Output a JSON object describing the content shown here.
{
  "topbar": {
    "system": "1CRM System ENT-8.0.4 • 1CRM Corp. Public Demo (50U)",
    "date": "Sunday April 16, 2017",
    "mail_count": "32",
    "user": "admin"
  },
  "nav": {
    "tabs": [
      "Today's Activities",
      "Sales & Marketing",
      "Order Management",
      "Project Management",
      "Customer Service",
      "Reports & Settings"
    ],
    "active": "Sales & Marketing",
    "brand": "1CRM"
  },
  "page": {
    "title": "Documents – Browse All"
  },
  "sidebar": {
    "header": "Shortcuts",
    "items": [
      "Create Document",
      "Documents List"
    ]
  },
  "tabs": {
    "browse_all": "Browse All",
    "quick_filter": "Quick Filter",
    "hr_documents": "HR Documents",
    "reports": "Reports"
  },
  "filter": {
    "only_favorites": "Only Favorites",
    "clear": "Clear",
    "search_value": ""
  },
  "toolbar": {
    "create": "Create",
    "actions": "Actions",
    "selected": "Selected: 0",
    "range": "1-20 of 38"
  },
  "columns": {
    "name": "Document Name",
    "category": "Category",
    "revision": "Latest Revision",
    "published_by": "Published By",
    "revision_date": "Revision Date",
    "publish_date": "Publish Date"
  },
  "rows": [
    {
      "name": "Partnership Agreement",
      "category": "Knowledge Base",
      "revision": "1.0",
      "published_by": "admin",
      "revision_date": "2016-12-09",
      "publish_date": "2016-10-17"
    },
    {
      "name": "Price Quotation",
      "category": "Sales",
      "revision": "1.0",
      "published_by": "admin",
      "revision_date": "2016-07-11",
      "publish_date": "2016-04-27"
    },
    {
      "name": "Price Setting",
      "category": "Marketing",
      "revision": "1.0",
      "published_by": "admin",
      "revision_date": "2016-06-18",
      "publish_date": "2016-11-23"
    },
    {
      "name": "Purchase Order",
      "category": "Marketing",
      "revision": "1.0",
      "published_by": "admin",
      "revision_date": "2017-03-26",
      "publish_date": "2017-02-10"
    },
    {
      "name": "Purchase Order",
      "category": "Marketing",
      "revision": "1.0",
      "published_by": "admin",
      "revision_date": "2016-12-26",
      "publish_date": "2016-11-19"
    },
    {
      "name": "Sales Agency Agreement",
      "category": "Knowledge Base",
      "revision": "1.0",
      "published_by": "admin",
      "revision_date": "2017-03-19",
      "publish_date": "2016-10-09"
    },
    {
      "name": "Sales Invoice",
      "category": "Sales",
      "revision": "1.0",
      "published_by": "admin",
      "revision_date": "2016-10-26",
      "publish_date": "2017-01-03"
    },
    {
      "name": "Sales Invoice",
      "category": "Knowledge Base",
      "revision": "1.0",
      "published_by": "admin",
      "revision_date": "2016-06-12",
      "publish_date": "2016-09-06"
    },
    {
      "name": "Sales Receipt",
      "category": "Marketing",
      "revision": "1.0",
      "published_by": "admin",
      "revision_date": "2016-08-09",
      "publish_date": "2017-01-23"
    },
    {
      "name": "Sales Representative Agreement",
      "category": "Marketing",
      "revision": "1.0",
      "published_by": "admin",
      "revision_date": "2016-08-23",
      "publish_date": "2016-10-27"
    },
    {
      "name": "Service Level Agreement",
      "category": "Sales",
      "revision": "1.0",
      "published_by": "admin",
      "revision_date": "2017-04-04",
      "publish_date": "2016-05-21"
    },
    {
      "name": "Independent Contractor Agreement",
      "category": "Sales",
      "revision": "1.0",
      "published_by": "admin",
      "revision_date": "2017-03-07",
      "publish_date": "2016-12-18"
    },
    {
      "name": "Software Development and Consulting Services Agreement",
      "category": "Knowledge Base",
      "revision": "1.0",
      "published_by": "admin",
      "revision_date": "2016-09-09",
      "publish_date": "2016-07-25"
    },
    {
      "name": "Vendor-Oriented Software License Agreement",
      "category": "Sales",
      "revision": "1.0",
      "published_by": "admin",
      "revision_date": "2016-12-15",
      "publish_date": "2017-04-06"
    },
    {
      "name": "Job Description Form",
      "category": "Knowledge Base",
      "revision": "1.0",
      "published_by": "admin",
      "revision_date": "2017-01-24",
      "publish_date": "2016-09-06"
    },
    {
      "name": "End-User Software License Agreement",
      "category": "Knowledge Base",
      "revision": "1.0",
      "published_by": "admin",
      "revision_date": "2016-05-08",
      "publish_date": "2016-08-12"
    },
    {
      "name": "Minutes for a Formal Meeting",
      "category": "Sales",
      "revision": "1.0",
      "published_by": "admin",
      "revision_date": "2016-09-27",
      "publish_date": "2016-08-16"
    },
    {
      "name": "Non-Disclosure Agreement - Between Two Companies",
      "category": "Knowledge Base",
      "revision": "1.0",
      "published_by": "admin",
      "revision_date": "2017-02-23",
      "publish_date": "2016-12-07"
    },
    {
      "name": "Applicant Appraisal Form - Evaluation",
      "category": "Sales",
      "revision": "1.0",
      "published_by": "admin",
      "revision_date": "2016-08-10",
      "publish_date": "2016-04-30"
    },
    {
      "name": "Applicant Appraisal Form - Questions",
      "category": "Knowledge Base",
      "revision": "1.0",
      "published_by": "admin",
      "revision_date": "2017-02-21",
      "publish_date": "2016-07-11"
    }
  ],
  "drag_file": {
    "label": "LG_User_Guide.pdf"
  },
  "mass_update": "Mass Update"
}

⁂

• **Problem requirements**
Please output the entries above, every line exactly as it reads.

• **The answer**
Output a JSON object describing the content shown here.
{
  "topbar": {
    "system": "1CRM System ENT-8.0.4 • 1CRM Corp. Public Demo (50U)",
    "date": "Sunday April 16, 2017",
    "mail_count": "32",
    "user": "admin"
  },
  "nav": {
    "tabs": [
      "Today's Activities",
      "Sales & Marketing",
      "Order Management",
      "Project Management",
      "Customer Service",
      "Reports & Settings"
    ],
    "active": "Sales & Marketing",
    "brand": "1CRM"
  },
  "page": {
    "title": "Documents – Browse All"
  },
  "sidebar": {
    "header": "Shortcuts",
    "items": [
      "Create Document",
      "Documents List"
    ]
  },
  "tabs": {
    "browse_all": "Browse All",
    "quick_filter": "Quick Filter",
    "hr_documents": "HR Documents",
    "reports": "Reports"
  },
  "filter": {
    "only_favorites": "Only Favorites",
    "clear": "Clear",
    "search_value": ""
  },
  "toolbar": {
    "create": "Create",
    "actions": "Actions",
    "selected": "Selected: 0",
    "range": "1-20 of 38"
  },
  "columns": {
    "name": "Document Name",
    "category": "Category",
    "revision": "Latest Revision",
    "published_by": "Published By",
    "revision_date": "Revision Date",
    "publish_date": "Publish Date"
  },
  "rows": [
    {
      "name": "Partnership Agreement",
      "category": "Knowledge Base",
      "revision": "1.0",
      "published_by": "admin",
      "revision_date": "2016-12-09",
      "publish_date": "2016-10-17"
    },
    {
      "name": "Price Quotation",
      "category": "Sales",
      "revision": "1.0",
      "published_by": "admin",
      "revision_date": "2016-07-11",
      "publish_date": "2016-04-27"
    },
    {
      "name": "Price Setting",
      "category": "Marketing",
      "revision": "1.0",
      "published_by": "admin",
      "revision_date": "2016-06-18",
      "publish_date": "2016-11-23"
    },
    {
      "name": "Purchase Order",
      "category": "Marketing",
      "revision": "1.0",
      "published_by": "admin",
      "revision_date": "2017-03-26",
      "publish_date": "2017-02-10"
    },
    {
      "name": "Purchase Order",
      "category": "Marketing",
      "revision": "1.0",
      "published_by": "admin",
      "revision_date": "2016-12-26",
      "publish_date": "2016-11-19"
    },
    {
      "name": "Sales Agency Agreement",
      "category": "Knowledge Base",
      "revision": "1.0",
      "published_by": "admin",
      "revision_date": "2017-03-19",
      "publish_date": "2016-10-09"
    },
    {
      "name": "Sales Invoice",
      "category": "Sales",
      "revision": "1.0",
      "published_by": "admin",
      "revision_date": "2016-10-26",
      "publish_date": "2017-01-03"
    },
    {
      "name": "Sales Invoice",
      "category": "Knowledge Base",
      "revision": "1.0",
      "published_by": "admin",
      "revision_date": "2016-06-12",
      "publish_date": "2016-09-06"
    },
    {
      "name": "Sales Receipt",
      "category": "Marketing",
      "revision": "1.0",
      "published_by": "admin",
      "revision_date": "2016-08-09",
      "publish_date": "2017-01-23"
    },
    {
      "name": "Sales Representative Agreement",
      "category": "Marketing",
      "revision": "1.0",
      "published_by": "admin",
      "revision_date": "2016-08-23",
      "publish_date": "2016-10-27"
    },
    {
      "name": "Service Level Agreement",
      "category": "Sales",
      "revision": "1.0",
      "published_by": "admin",
      "revision_date": "2017-04-04",
      "publish_date": "2016-05-21"
    },
    {
      "name": "Independent Contractor Agreement",
      "category": "Sales",
      "revision": "1.0",
      "published_by": "admin",
      "revision_date": "2017-03-07",
      "publish_date": "2016-12-18"
    },
    {
      "name": "Software Development and Consulting Services Agreement",
      "category": "Knowledge Base",
      "revision": "1.0",
      "published_by": "admin",
      "revision_date": "2016-09-09",
      "publish_date": "2016-07-25"
    },
    {
      "name": "Vendor-Oriented Software License Agreement",
      "category": "Sales",
      "revision": "1.0",
      "published_by": "admin",
      "revision_date": "2016-12-15",
      "publish_date": "2017-04-06"
    },
    {
      "name": "Job Description Form",
      "category": "Knowledge Base",
      "revision": "1.0",
      "published_by": "admin",
      "revision_date": "2017-01-24",
      "publish_date": "2016-09-06"
    },
    {
      "name": "End-User Software License Agreement",
      "category": "Knowledge Base",
      "revision": "1.0",
      "published_by": "admin",
      "revision_date": "2016-05-08",
      "publish_date": "2016-08-12"
    },
    {
      "name": "Minutes for a Formal Meeting",
      "category": "Sales",
      "revision": "1.0",
      "published_by": "admin",
      "revision_date": "2016-09-27",
      "publish_date": "2016-08-16"
    },
    {
      "name": "Non-Disclosure Agreement - Between Two Companies",
      "category": "Knowledge Base",
      "revision": "1.0",
      "published_by": "admin",
      "revision_date": "2017-02-23",
      "publish_date": "2016-12-07"
    },
    {
      "name": "Applicant Appraisal Form - Evaluation",
      "category": "Sales",
      "revision": "1.0",
      "published_by": "admin",
      "revision_date": "2016-08-10",
      "publish_date": "2016-04-30"
    },
    {
      "name": "Applicant Appraisal Form - Questions",
      "category": "Knowledge Base",
      "revision": "1.0",
      "published_by": "admin",
      "revision_date": "2017-02-21",
      "publish_date": "2016-07-11"
    }
  ],
  "drag_file": {
    "label": "LG_User_Guide.pdf"
  },
  "mass_update": "Mass Update"
}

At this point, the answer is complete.